STATED GOAL:
Do any lines in the data below contain "this"? If so, copy every one of them.

EXCERPTED DATA:
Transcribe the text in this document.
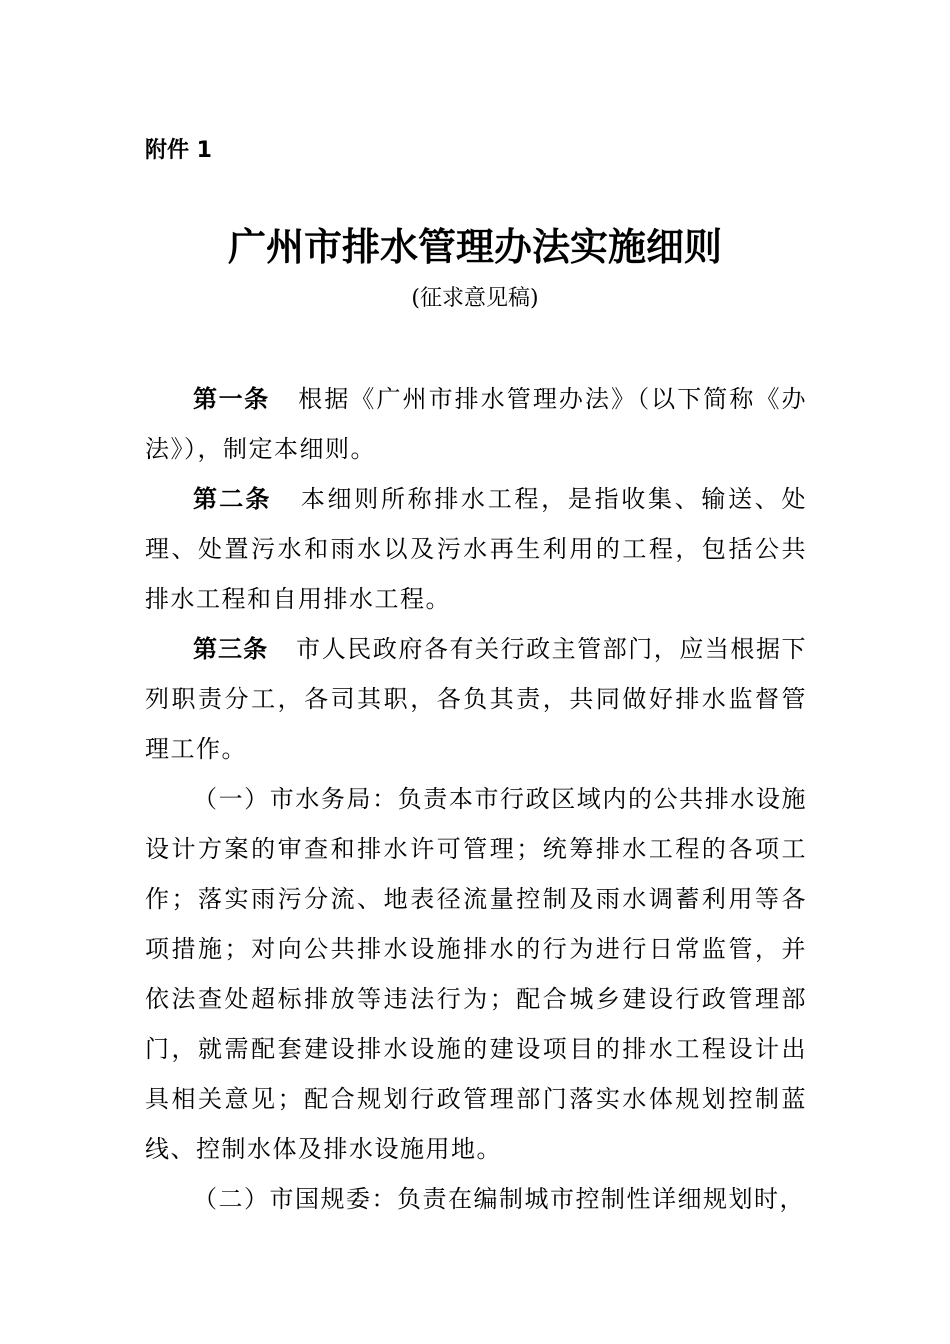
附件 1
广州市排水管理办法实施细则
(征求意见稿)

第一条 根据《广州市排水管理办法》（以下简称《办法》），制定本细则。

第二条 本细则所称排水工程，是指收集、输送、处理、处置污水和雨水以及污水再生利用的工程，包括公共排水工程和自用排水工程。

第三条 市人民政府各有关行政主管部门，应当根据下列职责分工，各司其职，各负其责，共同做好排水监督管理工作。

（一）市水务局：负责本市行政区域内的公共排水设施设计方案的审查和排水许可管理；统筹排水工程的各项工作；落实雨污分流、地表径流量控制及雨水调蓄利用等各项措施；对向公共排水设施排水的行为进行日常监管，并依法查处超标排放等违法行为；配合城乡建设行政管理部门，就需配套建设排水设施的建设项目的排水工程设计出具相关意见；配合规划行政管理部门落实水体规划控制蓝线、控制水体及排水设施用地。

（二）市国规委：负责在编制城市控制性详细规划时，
* * *
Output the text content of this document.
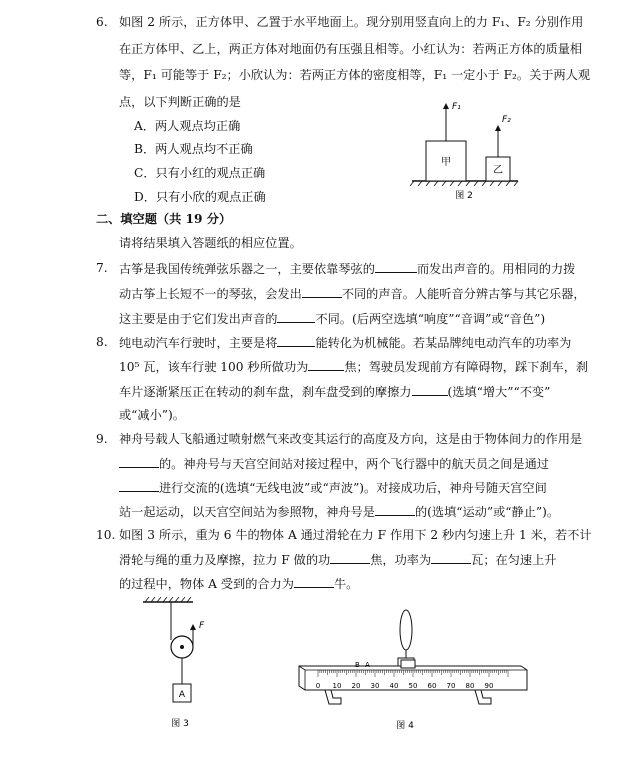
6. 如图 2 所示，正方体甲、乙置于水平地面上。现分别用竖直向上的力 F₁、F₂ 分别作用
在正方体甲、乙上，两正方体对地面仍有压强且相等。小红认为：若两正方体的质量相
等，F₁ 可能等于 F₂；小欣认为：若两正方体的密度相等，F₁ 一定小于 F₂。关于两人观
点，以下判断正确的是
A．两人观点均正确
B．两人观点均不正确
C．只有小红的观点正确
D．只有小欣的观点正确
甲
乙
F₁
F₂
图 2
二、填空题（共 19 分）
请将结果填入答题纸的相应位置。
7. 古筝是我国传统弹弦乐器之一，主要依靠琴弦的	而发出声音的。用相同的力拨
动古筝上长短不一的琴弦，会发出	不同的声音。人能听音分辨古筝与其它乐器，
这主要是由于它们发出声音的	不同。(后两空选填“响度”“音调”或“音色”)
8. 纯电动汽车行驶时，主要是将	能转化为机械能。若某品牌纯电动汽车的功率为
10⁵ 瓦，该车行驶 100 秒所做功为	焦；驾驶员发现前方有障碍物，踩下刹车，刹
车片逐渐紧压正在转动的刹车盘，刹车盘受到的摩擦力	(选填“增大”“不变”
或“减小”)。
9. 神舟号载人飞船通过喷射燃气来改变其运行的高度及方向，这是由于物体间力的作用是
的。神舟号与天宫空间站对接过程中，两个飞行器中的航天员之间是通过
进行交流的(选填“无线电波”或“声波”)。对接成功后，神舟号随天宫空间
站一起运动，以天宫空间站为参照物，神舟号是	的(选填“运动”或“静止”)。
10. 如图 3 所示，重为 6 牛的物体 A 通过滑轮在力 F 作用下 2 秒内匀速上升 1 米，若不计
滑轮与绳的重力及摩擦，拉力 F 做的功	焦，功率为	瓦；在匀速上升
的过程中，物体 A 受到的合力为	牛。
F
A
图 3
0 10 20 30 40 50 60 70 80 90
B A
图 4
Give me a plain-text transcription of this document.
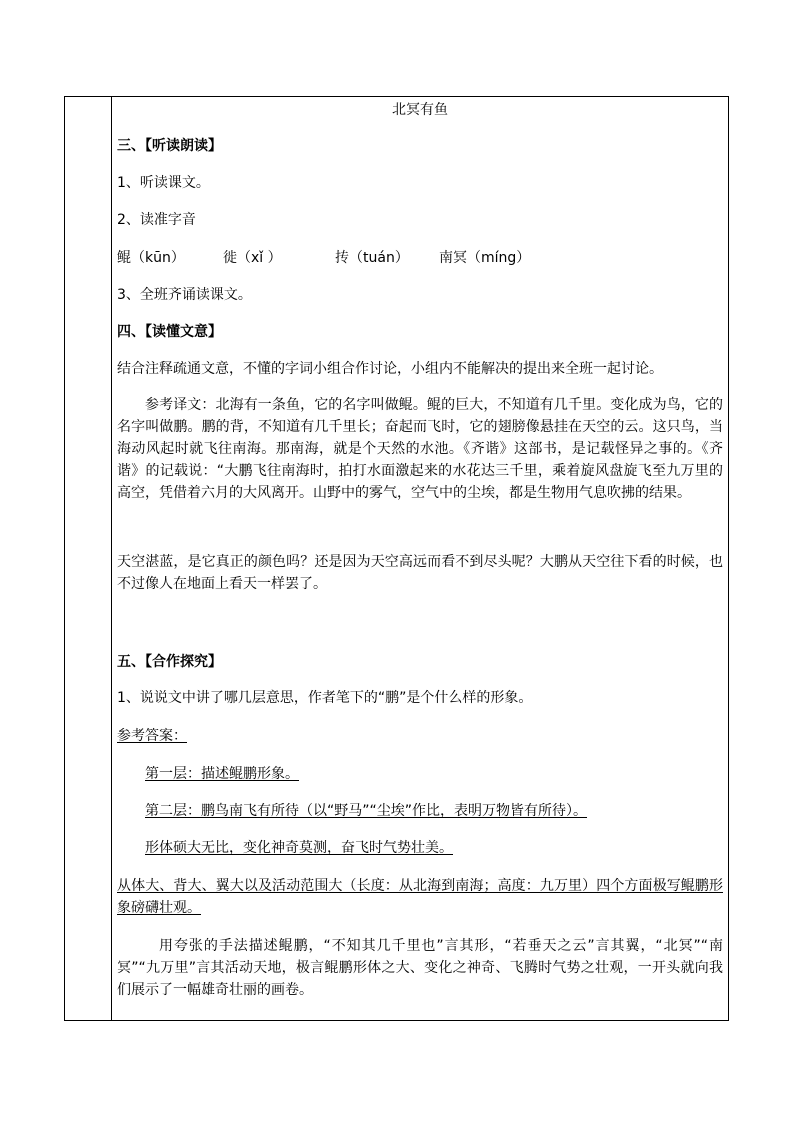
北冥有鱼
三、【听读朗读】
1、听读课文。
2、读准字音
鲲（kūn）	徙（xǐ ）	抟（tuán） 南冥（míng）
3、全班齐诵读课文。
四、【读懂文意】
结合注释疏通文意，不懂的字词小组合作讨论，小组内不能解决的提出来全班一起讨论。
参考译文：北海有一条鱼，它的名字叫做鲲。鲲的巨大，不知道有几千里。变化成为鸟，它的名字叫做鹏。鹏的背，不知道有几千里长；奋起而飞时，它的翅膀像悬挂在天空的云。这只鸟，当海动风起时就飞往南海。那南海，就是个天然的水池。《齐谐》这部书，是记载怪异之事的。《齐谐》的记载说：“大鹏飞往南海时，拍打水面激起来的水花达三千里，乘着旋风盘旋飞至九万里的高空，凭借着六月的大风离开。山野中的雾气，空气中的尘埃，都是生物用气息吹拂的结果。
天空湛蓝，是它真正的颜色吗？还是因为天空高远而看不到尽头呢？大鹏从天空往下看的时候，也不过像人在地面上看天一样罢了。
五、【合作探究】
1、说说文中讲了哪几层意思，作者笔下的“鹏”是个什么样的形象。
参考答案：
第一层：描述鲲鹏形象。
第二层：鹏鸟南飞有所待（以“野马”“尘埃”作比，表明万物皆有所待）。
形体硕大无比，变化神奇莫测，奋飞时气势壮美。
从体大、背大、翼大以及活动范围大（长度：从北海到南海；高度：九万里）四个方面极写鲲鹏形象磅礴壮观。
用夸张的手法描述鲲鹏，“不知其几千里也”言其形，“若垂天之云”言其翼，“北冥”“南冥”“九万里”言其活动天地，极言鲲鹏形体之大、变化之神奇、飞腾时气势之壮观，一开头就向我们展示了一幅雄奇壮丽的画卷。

SOLUTION TO THE EXERCISE:
Transcribe the text in this document.
Output the text content of this document.
Give me a plain-text transcription of this document.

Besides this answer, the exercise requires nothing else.